*Request*. Identify all lines below that hold "waveform" and collect them.

══ Material ══

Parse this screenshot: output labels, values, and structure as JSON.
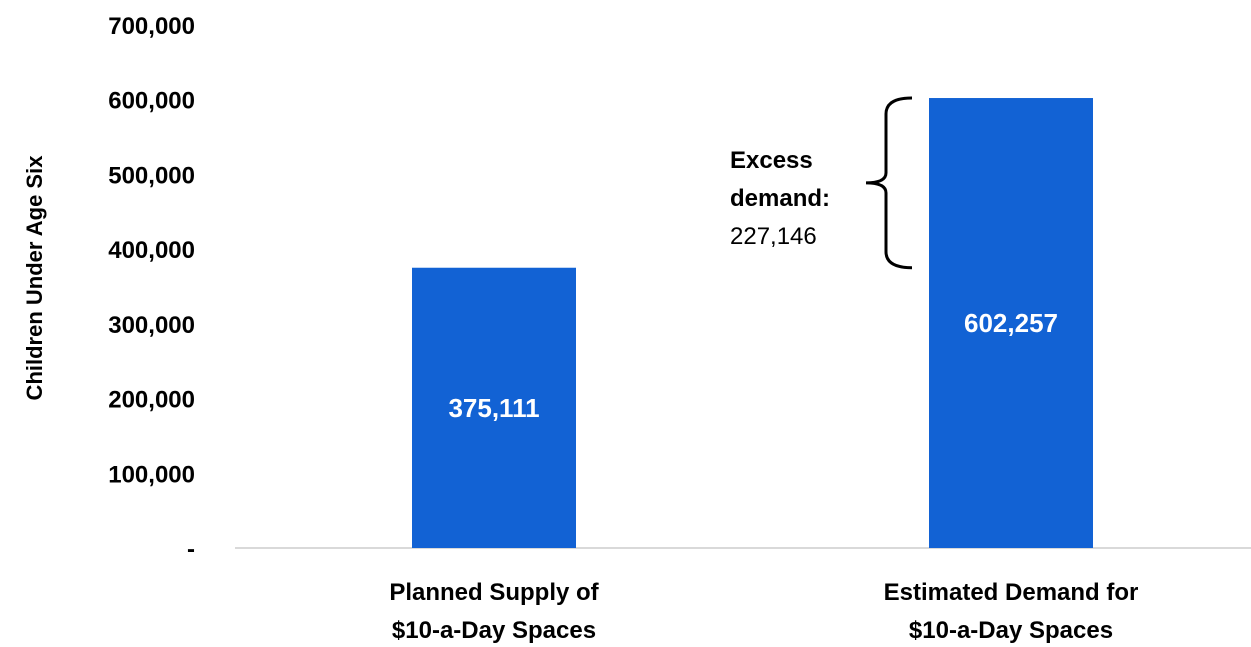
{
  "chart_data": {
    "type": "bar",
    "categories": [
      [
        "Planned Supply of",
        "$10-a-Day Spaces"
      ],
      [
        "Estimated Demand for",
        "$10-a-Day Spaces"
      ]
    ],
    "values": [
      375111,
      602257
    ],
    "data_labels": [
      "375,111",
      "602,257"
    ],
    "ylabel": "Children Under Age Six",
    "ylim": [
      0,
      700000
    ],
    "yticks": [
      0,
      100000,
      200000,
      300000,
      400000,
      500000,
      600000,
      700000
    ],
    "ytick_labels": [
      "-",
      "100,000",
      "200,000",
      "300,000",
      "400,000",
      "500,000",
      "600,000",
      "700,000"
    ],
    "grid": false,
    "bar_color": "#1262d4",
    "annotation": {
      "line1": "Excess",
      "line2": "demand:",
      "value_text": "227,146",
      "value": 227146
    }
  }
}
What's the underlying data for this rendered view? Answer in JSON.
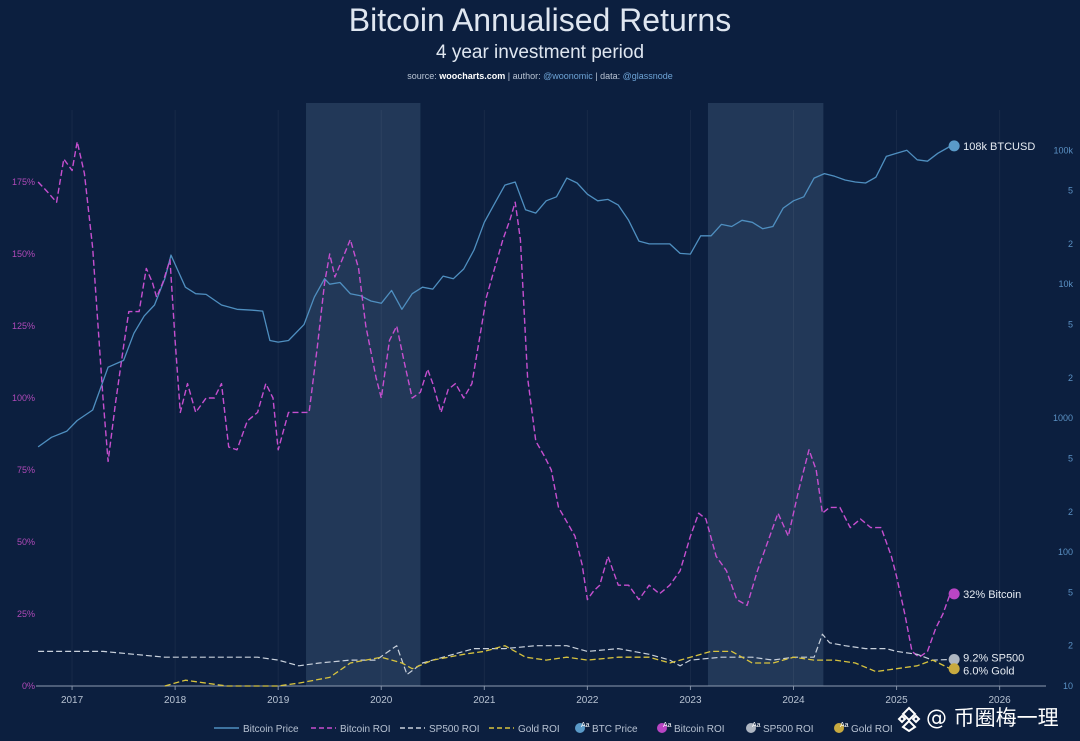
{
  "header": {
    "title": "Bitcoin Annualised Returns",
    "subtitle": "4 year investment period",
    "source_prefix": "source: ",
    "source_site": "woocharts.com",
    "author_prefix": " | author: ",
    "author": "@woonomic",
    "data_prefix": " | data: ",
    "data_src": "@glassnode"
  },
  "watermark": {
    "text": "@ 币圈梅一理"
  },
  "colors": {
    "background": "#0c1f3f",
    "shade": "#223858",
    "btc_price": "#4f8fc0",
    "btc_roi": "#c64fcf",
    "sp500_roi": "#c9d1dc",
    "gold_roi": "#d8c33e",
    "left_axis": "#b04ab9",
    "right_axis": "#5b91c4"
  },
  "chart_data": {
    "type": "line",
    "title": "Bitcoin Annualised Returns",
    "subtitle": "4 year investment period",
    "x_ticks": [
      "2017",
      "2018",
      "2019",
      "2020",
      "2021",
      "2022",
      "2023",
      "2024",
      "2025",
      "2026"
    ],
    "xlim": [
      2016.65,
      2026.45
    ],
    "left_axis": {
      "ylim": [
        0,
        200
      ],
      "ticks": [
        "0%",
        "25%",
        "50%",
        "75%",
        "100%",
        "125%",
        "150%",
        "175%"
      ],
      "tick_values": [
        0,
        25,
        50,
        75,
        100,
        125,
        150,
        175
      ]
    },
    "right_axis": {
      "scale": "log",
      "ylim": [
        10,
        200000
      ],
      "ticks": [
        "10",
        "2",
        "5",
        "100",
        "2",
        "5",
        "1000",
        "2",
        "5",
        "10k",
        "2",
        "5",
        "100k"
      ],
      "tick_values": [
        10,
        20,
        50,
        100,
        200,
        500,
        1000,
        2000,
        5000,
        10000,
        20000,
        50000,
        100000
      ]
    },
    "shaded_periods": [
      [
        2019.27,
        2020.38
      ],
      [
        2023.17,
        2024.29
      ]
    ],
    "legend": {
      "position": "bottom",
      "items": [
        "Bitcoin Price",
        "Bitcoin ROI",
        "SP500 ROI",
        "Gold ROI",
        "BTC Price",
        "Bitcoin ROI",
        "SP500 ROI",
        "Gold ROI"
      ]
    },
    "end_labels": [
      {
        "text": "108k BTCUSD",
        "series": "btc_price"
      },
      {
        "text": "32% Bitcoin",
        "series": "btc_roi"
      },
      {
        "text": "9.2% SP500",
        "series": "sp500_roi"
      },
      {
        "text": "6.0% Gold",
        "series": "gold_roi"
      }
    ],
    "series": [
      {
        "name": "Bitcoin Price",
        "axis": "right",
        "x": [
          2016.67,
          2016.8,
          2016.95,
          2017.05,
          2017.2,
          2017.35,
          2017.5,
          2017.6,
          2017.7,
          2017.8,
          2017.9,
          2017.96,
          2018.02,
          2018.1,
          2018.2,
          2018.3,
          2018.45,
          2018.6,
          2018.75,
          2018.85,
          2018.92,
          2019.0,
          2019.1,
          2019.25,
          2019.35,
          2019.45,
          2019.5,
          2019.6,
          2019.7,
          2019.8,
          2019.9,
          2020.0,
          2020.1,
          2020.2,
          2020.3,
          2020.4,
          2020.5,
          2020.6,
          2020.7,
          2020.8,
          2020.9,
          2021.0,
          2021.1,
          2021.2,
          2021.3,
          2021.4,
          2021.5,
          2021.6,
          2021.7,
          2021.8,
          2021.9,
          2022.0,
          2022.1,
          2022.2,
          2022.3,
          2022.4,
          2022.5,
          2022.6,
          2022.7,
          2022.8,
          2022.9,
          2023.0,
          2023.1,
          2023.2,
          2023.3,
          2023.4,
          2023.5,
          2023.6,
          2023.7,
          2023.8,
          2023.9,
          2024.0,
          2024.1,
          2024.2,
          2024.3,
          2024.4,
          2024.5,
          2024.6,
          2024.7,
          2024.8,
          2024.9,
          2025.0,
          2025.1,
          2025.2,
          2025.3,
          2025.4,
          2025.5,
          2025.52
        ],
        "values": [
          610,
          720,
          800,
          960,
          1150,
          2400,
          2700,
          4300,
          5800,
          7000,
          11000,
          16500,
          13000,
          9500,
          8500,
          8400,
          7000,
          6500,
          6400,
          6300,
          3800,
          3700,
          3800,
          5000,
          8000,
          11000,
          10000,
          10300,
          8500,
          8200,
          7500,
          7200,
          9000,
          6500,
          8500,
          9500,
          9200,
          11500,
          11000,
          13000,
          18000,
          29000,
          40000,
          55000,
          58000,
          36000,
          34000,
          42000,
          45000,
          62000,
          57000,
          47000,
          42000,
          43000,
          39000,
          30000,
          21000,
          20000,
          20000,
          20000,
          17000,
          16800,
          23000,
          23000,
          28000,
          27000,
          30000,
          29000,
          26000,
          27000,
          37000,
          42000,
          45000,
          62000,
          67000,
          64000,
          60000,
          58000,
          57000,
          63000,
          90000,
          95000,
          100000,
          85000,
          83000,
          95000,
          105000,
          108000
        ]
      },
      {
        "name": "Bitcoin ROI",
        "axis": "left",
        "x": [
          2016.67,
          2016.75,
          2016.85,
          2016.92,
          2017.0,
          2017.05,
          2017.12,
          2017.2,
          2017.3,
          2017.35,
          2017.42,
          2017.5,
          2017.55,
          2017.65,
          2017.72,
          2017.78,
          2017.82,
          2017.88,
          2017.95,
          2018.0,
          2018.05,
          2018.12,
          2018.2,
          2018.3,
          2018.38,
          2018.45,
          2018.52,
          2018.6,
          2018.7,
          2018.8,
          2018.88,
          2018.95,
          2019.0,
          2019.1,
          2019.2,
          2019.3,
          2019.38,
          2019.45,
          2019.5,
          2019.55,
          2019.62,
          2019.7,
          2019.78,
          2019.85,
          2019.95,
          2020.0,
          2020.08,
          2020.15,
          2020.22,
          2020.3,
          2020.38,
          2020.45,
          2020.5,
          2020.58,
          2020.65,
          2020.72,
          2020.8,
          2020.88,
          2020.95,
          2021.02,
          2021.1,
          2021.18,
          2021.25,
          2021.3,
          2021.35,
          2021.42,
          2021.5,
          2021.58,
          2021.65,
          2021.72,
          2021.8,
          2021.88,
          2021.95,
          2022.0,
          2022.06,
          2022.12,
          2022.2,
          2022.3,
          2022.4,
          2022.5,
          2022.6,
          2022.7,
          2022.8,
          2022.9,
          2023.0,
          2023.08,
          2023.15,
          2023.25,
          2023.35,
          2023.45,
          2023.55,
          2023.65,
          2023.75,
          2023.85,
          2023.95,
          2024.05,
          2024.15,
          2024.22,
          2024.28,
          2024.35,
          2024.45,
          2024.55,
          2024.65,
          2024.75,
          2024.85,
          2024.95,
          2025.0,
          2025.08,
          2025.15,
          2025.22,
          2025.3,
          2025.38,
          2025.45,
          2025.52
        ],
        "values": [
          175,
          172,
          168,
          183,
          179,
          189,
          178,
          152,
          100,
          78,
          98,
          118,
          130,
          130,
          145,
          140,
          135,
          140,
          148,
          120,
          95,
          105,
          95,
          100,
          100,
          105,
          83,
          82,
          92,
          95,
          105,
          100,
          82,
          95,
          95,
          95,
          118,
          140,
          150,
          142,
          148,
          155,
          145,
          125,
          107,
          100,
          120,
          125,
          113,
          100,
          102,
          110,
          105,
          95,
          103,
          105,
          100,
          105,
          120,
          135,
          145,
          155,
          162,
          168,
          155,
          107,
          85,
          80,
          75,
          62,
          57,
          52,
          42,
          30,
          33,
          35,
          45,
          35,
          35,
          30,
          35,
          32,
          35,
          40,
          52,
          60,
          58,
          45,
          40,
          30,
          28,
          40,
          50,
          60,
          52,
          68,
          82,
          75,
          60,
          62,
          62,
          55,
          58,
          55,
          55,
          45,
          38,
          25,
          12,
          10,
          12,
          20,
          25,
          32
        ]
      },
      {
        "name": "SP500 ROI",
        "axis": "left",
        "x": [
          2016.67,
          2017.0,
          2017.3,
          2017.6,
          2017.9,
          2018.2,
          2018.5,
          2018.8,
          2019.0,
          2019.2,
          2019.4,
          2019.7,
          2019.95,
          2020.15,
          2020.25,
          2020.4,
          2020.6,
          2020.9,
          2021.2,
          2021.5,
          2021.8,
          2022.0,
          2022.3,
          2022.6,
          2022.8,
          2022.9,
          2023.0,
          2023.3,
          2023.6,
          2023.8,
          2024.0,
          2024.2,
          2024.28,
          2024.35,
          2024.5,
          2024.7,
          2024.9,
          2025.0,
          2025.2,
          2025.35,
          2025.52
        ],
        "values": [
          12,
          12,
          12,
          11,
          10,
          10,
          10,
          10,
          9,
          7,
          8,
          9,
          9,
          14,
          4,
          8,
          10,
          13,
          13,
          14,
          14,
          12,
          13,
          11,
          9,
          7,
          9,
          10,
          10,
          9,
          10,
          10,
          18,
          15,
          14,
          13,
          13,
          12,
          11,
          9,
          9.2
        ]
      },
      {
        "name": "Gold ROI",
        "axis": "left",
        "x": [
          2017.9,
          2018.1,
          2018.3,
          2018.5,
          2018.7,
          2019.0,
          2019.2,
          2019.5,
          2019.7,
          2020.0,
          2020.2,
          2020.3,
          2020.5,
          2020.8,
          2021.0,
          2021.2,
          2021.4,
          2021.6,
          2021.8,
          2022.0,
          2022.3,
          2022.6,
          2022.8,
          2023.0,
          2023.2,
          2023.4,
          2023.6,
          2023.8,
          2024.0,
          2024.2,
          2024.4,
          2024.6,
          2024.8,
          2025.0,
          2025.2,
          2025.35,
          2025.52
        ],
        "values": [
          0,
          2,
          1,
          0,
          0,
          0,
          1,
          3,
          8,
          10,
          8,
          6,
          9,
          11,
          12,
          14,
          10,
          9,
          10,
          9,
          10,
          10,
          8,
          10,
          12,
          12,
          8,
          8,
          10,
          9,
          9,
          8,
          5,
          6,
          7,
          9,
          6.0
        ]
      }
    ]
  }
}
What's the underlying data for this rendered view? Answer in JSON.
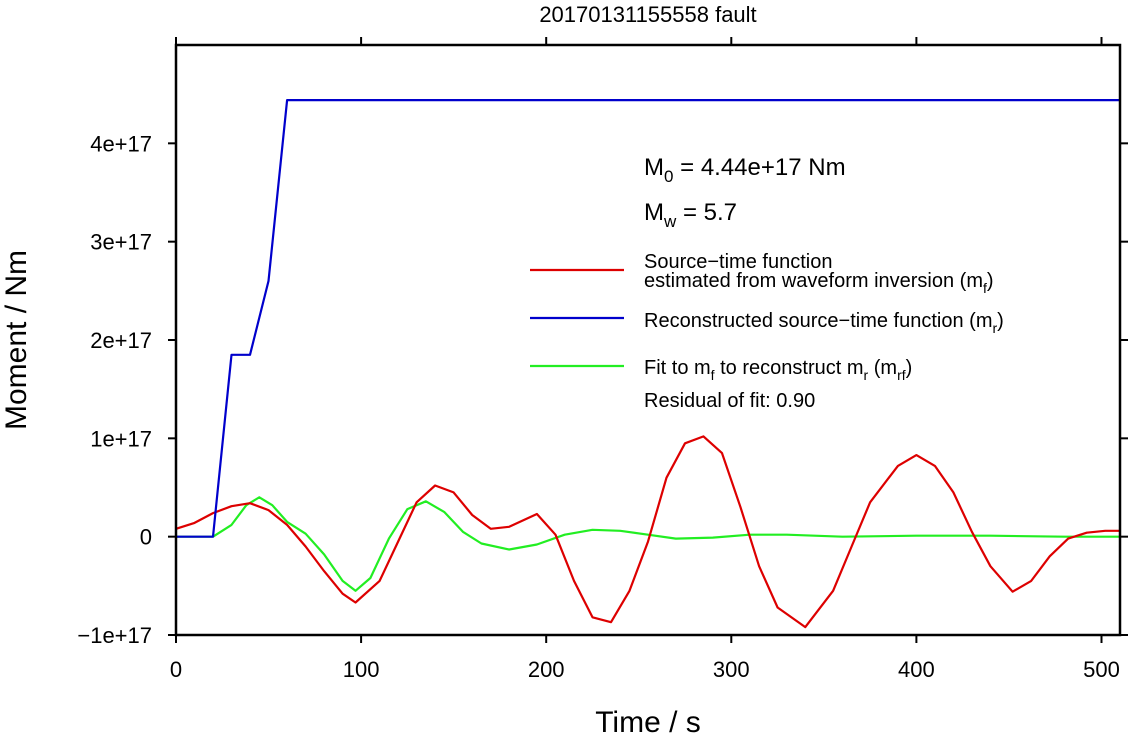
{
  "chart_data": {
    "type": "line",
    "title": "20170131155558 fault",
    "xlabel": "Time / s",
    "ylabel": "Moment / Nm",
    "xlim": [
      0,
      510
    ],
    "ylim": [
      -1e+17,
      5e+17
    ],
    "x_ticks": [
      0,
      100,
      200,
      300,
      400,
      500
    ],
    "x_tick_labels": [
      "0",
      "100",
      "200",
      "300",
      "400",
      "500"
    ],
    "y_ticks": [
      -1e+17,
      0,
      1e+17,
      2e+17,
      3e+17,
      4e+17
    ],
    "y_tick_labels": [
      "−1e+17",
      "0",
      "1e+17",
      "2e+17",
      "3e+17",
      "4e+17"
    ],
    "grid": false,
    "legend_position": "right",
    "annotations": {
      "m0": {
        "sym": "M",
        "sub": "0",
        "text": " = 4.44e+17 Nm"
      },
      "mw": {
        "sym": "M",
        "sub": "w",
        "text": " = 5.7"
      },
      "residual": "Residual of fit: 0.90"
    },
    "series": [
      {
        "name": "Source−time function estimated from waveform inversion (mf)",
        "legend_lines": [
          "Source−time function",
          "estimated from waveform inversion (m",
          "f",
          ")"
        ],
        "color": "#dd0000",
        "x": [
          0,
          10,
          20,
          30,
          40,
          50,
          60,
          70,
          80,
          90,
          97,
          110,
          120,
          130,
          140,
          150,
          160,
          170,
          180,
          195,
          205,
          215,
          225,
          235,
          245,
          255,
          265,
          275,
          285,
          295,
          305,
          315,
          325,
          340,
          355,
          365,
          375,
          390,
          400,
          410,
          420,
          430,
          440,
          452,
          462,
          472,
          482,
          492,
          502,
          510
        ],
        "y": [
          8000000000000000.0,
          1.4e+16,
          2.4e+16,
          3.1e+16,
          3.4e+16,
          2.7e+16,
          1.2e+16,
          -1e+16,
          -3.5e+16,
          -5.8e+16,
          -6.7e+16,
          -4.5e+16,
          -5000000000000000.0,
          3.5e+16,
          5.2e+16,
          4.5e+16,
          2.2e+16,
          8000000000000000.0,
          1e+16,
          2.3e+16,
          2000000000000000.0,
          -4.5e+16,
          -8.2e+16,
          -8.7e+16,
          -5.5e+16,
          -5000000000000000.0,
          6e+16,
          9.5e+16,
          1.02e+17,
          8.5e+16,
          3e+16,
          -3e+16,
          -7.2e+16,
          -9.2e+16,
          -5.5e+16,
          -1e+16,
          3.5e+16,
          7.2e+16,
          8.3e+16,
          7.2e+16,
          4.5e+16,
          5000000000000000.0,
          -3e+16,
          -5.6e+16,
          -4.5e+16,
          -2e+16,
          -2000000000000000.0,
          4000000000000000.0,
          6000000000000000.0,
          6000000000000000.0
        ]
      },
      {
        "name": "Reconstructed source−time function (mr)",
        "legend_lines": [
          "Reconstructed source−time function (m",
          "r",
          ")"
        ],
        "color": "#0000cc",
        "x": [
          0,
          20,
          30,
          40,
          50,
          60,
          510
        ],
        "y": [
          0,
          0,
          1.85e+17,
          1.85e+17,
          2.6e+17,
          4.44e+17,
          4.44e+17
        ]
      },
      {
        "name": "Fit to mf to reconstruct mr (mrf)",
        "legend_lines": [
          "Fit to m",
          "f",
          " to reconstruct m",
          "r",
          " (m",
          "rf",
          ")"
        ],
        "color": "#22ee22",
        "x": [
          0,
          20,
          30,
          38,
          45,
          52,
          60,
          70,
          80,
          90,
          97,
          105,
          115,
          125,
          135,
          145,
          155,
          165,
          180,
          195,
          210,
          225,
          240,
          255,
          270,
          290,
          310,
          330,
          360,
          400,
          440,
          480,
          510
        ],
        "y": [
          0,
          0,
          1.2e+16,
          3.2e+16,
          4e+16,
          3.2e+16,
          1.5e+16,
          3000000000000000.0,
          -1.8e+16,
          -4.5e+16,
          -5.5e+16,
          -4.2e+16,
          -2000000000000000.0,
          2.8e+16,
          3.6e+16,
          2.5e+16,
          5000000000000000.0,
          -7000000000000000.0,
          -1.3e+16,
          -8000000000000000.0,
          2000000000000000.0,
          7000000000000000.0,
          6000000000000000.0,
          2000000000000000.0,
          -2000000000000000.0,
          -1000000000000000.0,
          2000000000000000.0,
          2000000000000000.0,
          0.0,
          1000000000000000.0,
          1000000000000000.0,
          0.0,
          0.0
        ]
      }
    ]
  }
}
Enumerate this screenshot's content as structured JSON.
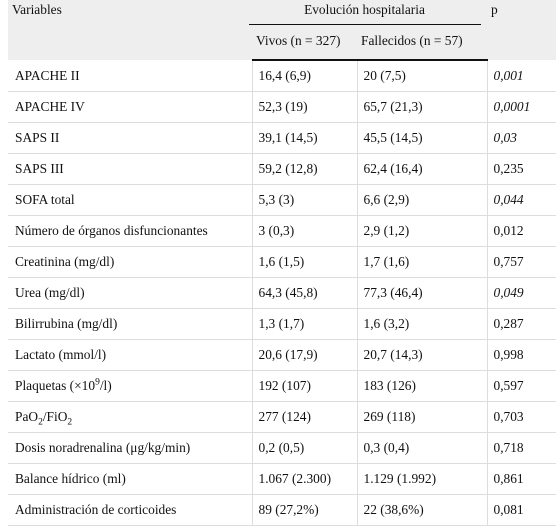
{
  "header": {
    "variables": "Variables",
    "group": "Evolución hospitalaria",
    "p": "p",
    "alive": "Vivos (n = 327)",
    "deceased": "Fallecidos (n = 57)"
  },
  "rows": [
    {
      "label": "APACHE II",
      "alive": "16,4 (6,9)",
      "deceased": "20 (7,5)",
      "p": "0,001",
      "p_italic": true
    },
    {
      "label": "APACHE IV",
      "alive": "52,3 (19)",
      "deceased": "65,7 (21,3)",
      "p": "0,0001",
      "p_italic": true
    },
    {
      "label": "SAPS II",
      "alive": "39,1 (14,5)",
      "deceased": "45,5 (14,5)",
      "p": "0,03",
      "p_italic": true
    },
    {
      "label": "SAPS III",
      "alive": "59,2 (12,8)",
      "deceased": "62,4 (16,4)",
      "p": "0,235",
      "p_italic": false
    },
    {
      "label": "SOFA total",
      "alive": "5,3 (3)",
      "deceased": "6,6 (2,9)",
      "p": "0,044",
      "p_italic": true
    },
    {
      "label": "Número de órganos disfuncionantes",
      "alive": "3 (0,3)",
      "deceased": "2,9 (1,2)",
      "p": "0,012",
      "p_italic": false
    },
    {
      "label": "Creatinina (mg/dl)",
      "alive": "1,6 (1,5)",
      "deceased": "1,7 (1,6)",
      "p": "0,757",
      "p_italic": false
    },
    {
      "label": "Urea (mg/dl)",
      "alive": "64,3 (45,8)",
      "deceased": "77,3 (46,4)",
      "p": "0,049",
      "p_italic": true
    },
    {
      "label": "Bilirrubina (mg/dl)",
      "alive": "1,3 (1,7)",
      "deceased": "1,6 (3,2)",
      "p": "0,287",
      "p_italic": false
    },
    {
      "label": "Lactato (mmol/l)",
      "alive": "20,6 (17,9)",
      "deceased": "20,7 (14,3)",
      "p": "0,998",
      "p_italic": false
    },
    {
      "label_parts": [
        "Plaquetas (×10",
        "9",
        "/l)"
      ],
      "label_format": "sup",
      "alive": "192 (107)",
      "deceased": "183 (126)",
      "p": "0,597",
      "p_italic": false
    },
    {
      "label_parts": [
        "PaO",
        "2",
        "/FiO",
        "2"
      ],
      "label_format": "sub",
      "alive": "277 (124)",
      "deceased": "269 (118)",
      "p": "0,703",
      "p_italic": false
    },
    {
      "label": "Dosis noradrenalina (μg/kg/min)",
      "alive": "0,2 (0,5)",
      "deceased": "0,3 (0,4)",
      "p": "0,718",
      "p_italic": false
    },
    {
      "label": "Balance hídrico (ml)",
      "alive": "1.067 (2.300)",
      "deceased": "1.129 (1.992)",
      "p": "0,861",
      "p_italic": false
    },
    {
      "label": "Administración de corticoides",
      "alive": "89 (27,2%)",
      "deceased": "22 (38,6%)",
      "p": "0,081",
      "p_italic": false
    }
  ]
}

═══

*Result of this task*.
        "name": "Source−time function estimated from waveform inversion (mf)",
          "estimated from waveform inversion (m",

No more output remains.